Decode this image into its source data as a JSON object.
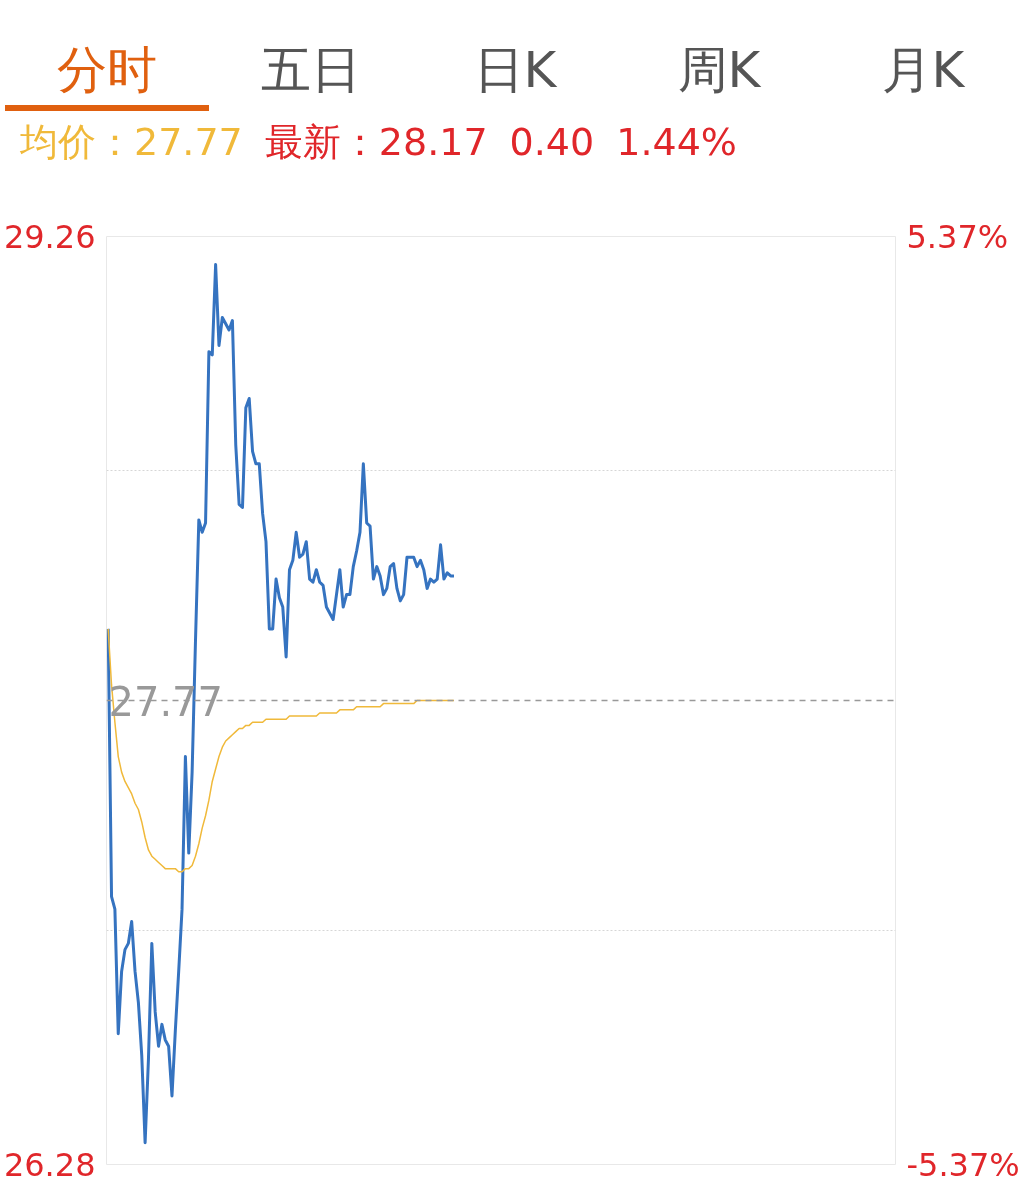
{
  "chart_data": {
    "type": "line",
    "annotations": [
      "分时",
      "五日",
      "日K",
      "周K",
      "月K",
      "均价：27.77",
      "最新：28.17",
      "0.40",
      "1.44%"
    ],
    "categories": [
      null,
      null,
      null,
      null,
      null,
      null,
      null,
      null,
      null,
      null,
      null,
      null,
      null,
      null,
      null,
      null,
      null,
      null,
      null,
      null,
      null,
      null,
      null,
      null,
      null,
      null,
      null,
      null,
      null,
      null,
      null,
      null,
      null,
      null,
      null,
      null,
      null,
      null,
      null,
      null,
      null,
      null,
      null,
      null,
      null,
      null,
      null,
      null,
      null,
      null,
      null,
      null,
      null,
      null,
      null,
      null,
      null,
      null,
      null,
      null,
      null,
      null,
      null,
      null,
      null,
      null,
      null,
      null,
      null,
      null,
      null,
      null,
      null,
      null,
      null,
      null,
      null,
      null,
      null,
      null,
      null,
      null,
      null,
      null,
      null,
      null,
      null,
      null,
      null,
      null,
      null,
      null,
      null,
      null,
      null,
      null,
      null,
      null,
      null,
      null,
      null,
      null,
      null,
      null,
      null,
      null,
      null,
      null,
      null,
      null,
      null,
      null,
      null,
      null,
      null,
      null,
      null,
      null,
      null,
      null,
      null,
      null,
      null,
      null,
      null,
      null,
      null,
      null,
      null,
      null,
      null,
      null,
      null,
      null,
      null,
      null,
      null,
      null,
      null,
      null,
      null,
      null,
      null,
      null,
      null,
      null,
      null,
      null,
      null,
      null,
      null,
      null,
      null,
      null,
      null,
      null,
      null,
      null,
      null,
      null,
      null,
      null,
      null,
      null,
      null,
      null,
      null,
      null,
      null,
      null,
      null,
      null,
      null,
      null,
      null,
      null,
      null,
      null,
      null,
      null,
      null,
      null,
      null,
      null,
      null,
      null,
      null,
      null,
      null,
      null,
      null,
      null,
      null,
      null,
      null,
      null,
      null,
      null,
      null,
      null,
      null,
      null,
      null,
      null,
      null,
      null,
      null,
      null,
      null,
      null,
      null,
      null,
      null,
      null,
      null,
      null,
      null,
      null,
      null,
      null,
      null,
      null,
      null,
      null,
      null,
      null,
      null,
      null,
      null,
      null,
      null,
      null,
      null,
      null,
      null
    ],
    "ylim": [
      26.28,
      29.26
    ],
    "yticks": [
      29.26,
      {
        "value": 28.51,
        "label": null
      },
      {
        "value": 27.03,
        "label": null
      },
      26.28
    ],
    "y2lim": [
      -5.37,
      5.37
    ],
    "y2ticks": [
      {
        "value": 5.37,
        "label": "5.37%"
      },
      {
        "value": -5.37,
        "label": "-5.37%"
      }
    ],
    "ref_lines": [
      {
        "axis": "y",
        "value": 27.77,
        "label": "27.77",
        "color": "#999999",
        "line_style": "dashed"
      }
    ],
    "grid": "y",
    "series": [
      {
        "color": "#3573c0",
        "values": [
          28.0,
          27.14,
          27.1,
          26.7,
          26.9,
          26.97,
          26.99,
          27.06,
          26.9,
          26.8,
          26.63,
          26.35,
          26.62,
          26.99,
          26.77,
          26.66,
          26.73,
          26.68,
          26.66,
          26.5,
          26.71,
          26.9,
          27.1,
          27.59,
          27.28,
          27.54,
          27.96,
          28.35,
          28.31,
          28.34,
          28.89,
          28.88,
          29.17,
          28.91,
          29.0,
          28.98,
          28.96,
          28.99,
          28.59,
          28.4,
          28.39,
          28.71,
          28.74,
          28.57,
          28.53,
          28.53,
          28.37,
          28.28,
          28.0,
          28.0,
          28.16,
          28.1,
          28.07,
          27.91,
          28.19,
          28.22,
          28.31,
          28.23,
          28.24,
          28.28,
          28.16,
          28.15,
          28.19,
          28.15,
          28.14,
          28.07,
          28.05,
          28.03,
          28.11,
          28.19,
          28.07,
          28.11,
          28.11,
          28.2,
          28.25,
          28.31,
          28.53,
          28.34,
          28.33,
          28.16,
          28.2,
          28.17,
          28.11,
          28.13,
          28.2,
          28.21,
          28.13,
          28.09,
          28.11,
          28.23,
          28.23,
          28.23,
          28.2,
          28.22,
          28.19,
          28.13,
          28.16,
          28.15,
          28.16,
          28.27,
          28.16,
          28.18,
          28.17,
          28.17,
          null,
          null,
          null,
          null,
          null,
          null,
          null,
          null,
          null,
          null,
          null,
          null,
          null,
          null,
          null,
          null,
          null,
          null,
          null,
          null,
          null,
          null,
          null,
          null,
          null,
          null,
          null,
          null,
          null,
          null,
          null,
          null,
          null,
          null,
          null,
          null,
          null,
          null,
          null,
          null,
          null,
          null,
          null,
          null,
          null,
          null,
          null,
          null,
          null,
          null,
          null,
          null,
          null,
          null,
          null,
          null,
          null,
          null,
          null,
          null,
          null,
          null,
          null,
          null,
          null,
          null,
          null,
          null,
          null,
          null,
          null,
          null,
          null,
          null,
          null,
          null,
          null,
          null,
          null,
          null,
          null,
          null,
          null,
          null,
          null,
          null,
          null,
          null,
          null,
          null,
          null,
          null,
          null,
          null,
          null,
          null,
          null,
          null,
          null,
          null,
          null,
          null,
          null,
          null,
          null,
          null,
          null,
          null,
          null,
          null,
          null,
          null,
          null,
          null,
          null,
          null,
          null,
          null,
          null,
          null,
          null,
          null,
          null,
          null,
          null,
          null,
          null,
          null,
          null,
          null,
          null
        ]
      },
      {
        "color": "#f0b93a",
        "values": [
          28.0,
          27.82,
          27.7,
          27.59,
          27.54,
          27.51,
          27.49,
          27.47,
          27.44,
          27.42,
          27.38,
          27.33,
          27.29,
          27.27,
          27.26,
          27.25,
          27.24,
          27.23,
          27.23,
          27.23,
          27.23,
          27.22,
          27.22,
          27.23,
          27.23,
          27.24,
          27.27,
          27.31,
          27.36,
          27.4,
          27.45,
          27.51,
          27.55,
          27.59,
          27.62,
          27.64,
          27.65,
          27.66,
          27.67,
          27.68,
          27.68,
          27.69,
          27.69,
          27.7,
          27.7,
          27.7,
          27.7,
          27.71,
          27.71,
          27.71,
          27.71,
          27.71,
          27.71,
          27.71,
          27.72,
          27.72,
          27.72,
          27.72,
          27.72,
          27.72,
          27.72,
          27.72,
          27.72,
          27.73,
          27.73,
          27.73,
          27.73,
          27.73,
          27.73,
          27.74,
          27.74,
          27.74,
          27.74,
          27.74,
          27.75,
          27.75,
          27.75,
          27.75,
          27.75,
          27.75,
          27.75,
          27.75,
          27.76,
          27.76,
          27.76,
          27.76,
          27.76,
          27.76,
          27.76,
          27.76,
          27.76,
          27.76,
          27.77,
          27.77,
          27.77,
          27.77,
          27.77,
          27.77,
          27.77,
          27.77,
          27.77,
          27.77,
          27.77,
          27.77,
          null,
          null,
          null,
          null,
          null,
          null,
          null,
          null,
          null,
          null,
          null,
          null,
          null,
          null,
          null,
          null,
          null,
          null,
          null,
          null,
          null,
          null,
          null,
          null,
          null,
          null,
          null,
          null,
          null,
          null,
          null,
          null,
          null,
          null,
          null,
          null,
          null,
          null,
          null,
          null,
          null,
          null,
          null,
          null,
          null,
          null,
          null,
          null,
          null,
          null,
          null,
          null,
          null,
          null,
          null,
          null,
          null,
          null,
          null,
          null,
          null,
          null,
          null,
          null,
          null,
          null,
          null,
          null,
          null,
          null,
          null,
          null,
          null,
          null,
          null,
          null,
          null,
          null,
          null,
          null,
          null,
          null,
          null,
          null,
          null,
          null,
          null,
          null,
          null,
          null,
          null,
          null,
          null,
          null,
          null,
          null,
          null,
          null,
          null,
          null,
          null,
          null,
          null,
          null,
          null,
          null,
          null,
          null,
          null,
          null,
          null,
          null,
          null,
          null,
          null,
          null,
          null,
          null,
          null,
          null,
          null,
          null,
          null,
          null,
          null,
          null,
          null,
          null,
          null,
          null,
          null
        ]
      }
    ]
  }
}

Objective →
Search the listing for the word "color" and return each line that holds it.

Result of the exercise →
        "color": "#999999",
        "color": "#3573c0",
        "color": "#f0b93a",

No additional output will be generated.